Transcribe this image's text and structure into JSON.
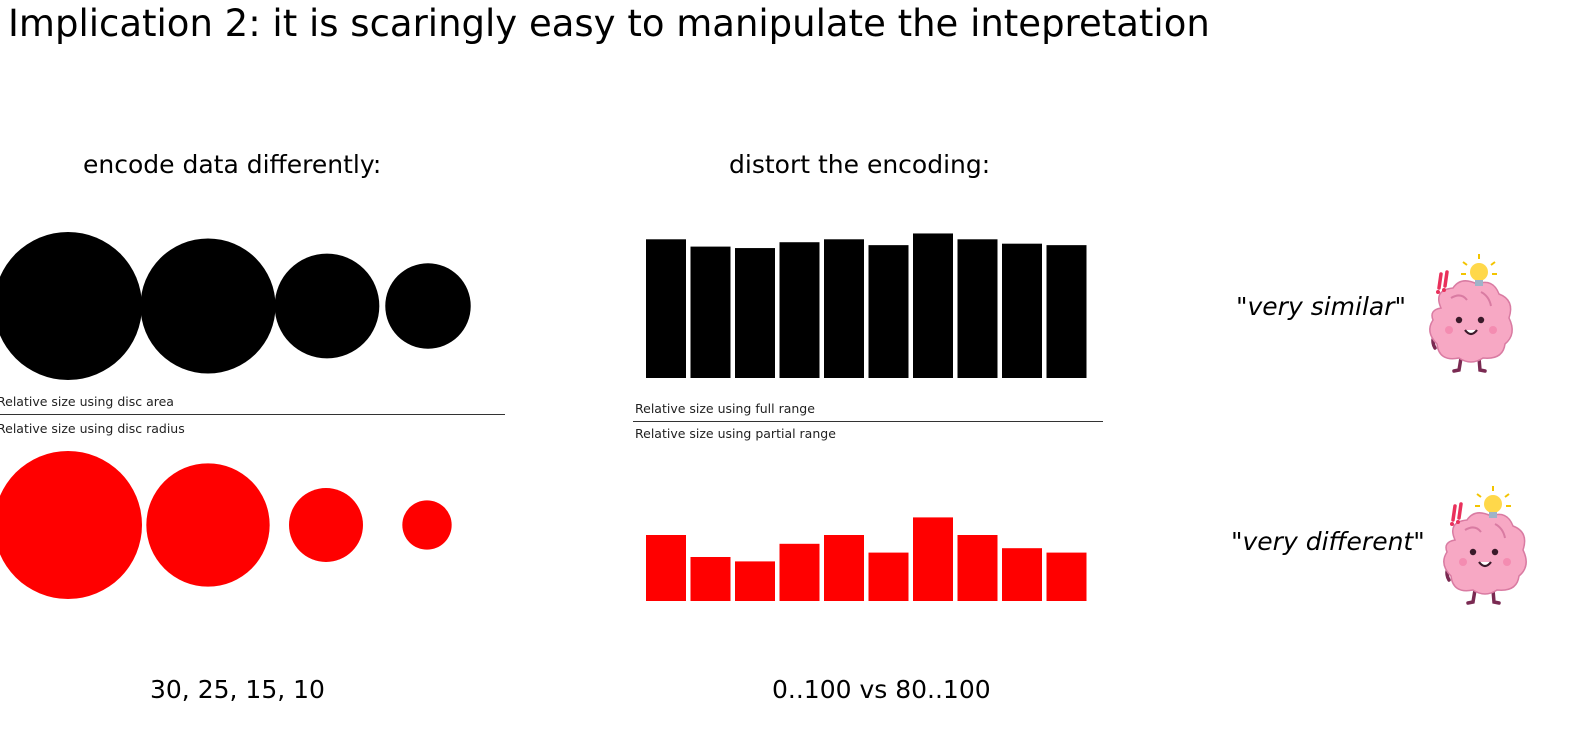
{
  "slide": {
    "title": "Implication 2: it is scaringly easy to manipulate the intepretation"
  },
  "left_panel": {
    "heading": "encode data differently:",
    "label_area": "Relative size using disc area",
    "label_radius": "Relative size using disc radius",
    "values_caption": "30, 25, 15, 10"
  },
  "middle_panel": {
    "heading": "distort the encoding:",
    "label_full": "Relative size using full range",
    "label_partial": "Relative size using partial range",
    "range_caption": "0..100 vs 80..100"
  },
  "right_panel": {
    "similar_quote": "\"very similar\"",
    "different_quote": "\"very different\""
  },
  "icons": {
    "brain_top": "thinking-brain-icon",
    "brain_bottom": "thinking-brain-icon"
  },
  "colors": {
    "black": "#000000",
    "red": "#ff0000",
    "brain_pink": "#f7a8c4",
    "bulb_yellow": "#ffd84a"
  },
  "chart_data": [
    {
      "type": "scatter",
      "encoding": "disc area",
      "values": [
        30,
        25,
        15,
        10
      ],
      "color": "#000000"
    },
    {
      "type": "scatter",
      "encoding": "disc radius",
      "values": [
        30,
        25,
        15,
        10
      ],
      "color": "#ff0000"
    },
    {
      "type": "bar",
      "encoding": "full range",
      "values": [
        95,
        90,
        89,
        93,
        95,
        91,
        99,
        95,
        92,
        91
      ],
      "ylim": [
        0,
        100
      ],
      "color": "#000000"
    },
    {
      "type": "bar",
      "encoding": "partial range",
      "values": [
        95,
        90,
        89,
        93,
        95,
        91,
        99,
        95,
        92,
        91
      ],
      "ylim": [
        80,
        100
      ],
      "color": "#ff0000"
    }
  ]
}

• _Do this_
Your task is to set down the records shown above exactly, minus any pictures.

• _Answer for the task_
Transcribe this image's text and structure into JSON.
{
  "slide": {
    "title": "Implication 2: it is scaringly easy to manipulate the intepretation"
  },
  "left_panel": {
    "heading": "encode data differently:",
    "label_area": "Relative size using disc area",
    "label_radius": "Relative size using disc radius",
    "values_caption": "30, 25, 15, 10"
  },
  "middle_panel": {
    "heading": "distort the encoding:",
    "label_full": "Relative size using full range",
    "label_partial": "Relative size using partial range",
    "range_caption": "0..100 vs 80..100"
  },
  "right_panel": {
    "similar_quote": "\"very similar\"",
    "different_quote": "\"very different\""
  },
  "icons": {
    "brain_top": "thinking-brain-icon",
    "brain_bottom": "thinking-brain-icon"
  },
  "colors": {
    "black": "#000000",
    "red": "#ff0000",
    "brain_pink": "#f7a8c4",
    "bulb_yellow": "#ffd84a"
  },
  "chart_data": [
    {
      "type": "scatter",
      "encoding": "disc area",
      "values": [
        30,
        25,
        15,
        10
      ],
      "color": "#000000"
    },
    {
      "type": "scatter",
      "encoding": "disc radius",
      "values": [
        30,
        25,
        15,
        10
      ],
      "color": "#ff0000"
    },
    {
      "type": "bar",
      "encoding": "full range",
      "values": [
        95,
        90,
        89,
        93,
        95,
        91,
        99,
        95,
        92,
        91
      ],
      "ylim": [
        0,
        100
      ],
      "color": "#000000"
    },
    {
      "type": "bar",
      "encoding": "partial range",
      "values": [
        95,
        90,
        89,
        93,
        95,
        91,
        99,
        95,
        92,
        91
      ],
      "ylim": [
        80,
        100
      ],
      "color": "#ff0000"
    }
  ]
}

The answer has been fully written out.